• Provided data:
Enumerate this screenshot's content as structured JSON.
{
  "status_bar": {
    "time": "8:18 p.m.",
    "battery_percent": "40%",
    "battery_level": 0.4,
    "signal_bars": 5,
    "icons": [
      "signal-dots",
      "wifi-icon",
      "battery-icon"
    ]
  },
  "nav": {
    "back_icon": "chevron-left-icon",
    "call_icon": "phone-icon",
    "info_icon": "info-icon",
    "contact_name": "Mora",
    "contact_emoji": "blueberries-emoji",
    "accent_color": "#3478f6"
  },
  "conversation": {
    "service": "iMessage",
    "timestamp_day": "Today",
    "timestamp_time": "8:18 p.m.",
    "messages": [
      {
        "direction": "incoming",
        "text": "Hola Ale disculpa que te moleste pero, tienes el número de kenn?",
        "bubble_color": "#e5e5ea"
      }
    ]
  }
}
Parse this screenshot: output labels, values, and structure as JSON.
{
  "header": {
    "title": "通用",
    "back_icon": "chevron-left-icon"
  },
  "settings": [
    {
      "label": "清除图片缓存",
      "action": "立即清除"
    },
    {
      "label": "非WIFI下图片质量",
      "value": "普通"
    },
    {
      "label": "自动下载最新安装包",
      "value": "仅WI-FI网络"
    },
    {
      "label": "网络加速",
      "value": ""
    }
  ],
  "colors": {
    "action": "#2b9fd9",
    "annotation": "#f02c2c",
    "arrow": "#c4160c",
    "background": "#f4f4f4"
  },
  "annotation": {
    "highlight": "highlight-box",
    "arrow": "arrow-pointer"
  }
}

• Task prompt:
From the listing, copy each line containing the word "JSON".

• Exercise solution:
Enumerate this screenshot's content as structured JSON.
Parse this screenshot: output labels, values, and structure as JSON.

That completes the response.